## WHAT IS BEING ASKED:
Repeat the listing below word for word, from its first line through the line containing "stone-white-K2[interactable] — [143, 263, 157, 277]", and include that line too.
# # # # # # #
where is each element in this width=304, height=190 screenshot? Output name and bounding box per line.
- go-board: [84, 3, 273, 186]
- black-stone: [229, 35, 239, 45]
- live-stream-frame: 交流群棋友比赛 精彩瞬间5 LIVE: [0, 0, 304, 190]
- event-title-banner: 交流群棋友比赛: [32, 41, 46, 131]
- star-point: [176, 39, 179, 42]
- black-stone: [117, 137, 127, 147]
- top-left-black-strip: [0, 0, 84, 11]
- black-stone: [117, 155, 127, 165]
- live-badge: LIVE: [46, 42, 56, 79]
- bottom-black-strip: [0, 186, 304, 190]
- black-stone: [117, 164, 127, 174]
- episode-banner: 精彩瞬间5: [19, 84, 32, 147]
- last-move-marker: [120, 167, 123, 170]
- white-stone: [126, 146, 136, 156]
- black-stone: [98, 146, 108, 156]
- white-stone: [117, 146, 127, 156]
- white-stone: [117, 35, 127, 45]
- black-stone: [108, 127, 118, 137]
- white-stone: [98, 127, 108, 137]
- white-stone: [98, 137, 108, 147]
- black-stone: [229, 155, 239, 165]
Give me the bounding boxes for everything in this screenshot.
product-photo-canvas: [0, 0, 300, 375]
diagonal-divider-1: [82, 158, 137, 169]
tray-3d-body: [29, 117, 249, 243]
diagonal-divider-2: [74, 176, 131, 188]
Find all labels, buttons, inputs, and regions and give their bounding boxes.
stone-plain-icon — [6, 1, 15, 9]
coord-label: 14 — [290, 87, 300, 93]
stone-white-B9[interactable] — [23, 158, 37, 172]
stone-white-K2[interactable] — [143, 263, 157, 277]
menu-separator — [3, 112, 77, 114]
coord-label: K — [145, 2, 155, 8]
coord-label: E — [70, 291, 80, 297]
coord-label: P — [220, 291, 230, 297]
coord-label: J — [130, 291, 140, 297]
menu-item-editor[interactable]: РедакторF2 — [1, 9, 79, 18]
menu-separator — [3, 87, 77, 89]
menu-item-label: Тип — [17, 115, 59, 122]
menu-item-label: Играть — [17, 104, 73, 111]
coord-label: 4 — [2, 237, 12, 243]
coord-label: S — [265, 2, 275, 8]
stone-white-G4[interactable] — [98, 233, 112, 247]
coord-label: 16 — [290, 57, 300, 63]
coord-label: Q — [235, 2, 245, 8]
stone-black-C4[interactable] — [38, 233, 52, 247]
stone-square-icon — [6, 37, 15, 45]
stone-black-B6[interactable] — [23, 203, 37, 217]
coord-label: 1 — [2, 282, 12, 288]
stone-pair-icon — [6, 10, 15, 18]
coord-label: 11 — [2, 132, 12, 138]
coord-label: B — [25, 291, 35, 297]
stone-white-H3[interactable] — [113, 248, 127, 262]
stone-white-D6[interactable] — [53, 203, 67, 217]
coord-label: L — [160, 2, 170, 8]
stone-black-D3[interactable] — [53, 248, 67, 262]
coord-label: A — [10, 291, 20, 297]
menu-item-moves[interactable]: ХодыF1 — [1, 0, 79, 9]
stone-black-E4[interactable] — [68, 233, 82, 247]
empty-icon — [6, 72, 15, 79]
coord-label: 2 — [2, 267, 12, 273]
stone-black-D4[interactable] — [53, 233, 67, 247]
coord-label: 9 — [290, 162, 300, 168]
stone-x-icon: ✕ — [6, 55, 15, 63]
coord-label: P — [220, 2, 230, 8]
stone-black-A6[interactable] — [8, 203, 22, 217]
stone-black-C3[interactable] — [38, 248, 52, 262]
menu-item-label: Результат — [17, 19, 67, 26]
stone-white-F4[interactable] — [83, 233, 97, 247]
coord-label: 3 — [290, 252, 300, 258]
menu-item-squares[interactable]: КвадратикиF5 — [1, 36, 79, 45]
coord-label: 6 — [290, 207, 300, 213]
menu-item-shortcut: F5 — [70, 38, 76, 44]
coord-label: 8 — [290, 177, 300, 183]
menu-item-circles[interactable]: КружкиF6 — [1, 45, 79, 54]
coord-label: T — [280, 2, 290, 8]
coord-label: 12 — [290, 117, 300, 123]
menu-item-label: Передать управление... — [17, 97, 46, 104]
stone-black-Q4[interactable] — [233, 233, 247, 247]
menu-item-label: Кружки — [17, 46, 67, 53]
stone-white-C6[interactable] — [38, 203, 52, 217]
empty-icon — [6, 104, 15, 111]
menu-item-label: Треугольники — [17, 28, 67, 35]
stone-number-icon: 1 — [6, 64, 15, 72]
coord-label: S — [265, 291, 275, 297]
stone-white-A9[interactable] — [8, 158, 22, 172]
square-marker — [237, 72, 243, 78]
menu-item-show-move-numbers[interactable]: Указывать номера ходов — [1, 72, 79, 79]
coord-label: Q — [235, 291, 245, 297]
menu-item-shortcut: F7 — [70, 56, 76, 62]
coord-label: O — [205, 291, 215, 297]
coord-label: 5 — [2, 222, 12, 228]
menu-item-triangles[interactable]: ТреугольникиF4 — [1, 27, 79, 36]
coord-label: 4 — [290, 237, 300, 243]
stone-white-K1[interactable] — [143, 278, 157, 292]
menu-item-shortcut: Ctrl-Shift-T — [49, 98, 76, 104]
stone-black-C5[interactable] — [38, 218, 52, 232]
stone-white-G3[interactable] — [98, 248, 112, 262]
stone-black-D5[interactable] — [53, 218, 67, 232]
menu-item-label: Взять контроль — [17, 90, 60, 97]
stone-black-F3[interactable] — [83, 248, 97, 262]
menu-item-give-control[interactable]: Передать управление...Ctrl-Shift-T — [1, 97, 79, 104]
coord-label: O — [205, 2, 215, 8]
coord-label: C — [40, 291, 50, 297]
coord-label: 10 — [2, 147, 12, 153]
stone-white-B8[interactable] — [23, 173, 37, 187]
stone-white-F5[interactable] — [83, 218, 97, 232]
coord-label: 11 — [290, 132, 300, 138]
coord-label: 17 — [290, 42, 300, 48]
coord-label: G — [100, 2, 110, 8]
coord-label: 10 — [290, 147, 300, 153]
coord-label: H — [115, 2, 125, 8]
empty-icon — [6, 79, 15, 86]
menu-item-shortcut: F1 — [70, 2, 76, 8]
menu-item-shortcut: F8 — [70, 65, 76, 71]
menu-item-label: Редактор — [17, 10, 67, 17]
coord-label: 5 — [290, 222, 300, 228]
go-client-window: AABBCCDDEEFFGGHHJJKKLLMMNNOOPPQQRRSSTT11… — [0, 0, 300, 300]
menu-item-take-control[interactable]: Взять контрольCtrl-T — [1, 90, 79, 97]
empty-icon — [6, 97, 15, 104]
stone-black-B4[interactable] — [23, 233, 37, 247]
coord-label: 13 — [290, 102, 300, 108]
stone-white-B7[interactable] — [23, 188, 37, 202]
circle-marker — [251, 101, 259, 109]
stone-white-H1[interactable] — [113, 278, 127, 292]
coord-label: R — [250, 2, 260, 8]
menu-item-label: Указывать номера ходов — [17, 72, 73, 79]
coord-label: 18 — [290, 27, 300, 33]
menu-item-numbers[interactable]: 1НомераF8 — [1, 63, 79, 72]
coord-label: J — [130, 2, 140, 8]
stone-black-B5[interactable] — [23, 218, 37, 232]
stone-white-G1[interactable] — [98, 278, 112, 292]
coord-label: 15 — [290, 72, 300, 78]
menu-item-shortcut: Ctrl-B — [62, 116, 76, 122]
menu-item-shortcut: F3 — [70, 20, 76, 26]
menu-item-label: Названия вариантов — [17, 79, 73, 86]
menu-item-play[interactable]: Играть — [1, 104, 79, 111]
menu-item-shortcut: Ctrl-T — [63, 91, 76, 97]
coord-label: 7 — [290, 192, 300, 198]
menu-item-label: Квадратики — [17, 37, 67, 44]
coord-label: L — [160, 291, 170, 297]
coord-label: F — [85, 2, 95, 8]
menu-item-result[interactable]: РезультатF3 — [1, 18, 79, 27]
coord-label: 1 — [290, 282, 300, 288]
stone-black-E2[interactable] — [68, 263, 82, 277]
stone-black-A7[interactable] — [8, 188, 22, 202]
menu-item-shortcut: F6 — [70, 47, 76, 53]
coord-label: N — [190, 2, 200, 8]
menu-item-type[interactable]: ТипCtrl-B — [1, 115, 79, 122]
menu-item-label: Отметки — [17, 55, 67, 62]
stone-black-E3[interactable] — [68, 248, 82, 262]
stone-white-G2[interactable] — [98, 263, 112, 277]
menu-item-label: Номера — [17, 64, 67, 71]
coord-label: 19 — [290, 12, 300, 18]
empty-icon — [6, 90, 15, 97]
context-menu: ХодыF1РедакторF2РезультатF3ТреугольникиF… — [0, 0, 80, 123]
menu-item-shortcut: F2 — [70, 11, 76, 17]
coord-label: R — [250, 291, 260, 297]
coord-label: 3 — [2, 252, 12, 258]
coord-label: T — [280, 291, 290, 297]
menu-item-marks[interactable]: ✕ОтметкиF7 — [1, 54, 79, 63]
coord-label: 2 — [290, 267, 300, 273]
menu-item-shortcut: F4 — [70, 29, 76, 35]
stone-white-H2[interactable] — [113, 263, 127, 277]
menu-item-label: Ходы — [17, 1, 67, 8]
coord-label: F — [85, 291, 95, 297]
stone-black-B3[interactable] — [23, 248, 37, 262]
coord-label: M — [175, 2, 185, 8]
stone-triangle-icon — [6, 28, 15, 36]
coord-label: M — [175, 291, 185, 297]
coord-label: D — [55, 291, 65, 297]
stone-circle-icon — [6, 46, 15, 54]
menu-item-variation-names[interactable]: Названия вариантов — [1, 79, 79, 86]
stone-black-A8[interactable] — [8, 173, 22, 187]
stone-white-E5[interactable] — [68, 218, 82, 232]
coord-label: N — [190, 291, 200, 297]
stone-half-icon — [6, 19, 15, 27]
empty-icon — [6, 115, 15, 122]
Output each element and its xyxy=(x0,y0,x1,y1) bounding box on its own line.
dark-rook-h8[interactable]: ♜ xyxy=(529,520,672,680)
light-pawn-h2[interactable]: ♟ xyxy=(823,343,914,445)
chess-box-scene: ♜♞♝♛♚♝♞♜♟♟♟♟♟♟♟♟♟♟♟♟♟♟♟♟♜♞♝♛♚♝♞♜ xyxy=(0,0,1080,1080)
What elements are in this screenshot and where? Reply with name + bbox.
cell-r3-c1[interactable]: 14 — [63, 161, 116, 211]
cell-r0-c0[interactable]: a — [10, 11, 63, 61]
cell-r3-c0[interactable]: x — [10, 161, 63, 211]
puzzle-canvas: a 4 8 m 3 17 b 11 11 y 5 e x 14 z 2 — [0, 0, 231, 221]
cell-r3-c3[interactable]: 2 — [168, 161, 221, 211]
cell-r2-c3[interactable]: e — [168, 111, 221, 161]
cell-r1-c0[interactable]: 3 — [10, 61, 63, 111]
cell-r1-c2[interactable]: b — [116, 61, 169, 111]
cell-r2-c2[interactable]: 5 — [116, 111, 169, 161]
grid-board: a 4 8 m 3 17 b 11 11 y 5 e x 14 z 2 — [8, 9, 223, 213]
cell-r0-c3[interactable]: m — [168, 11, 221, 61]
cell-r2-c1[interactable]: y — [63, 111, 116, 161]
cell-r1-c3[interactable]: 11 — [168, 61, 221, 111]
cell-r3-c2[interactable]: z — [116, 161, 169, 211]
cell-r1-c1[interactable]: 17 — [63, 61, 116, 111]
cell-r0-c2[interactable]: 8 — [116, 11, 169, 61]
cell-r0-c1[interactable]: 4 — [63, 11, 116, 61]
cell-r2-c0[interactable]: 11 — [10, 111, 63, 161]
# # # # # # #
## IN RESPONSE:
where is each element in this width=304, height=190 screenshot? Output name and bounding box per line.
- go-board: [84, 3, 273, 186]
- black-stone: [229, 35, 239, 45]
- live-stream-frame: 交流群棋友比赛 精彩瞬间5 LIVE: [0, 0, 304, 190]
- event-title-banner: 交流群棋友比赛: [32, 41, 46, 131]
- star-point: [176, 39, 179, 42]
- black-stone: [117, 137, 127, 147]
- top-left-black-strip: [0, 0, 84, 11]
- black-stone: [117, 155, 127, 165]
- live-badge: LIVE: [46, 42, 56, 79]
- bottom-black-strip: [0, 186, 304, 190]
- black-stone: [117, 164, 127, 174]
- episode-banner: 精彩瞬间5: [19, 84, 32, 147]
- last-move-marker: [120, 167, 123, 170]
- white-stone: [126, 146, 136, 156]
- black-stone: [98, 146, 108, 156]
- white-stone: [117, 146, 127, 156]
- white-stone: [117, 35, 127, 45]
- black-stone: [108, 127, 118, 137]
- white-stone: [98, 127, 108, 137]
- white-stone: [98, 137, 108, 147]
- black-stone: [229, 155, 239, 165]
Give me the bounding boxes for everything in this screenshot.
product-photo-canvas: [0, 0, 300, 375]
diagonal-divider-1: [82, 158, 137, 169]
tray-3d-body: [29, 117, 249, 243]
diagonal-divider-2: [74, 176, 131, 188]
Find all labels, buttons, inputs, and regions and give their bounding boxes.
stone-plain-icon — [6, 1, 15, 9]
coord-label: 14 — [290, 87, 300, 93]
stone-white-B9[interactable] — [23, 158, 37, 172]
stone-white-K2[interactable] — [143, 263, 157, 277]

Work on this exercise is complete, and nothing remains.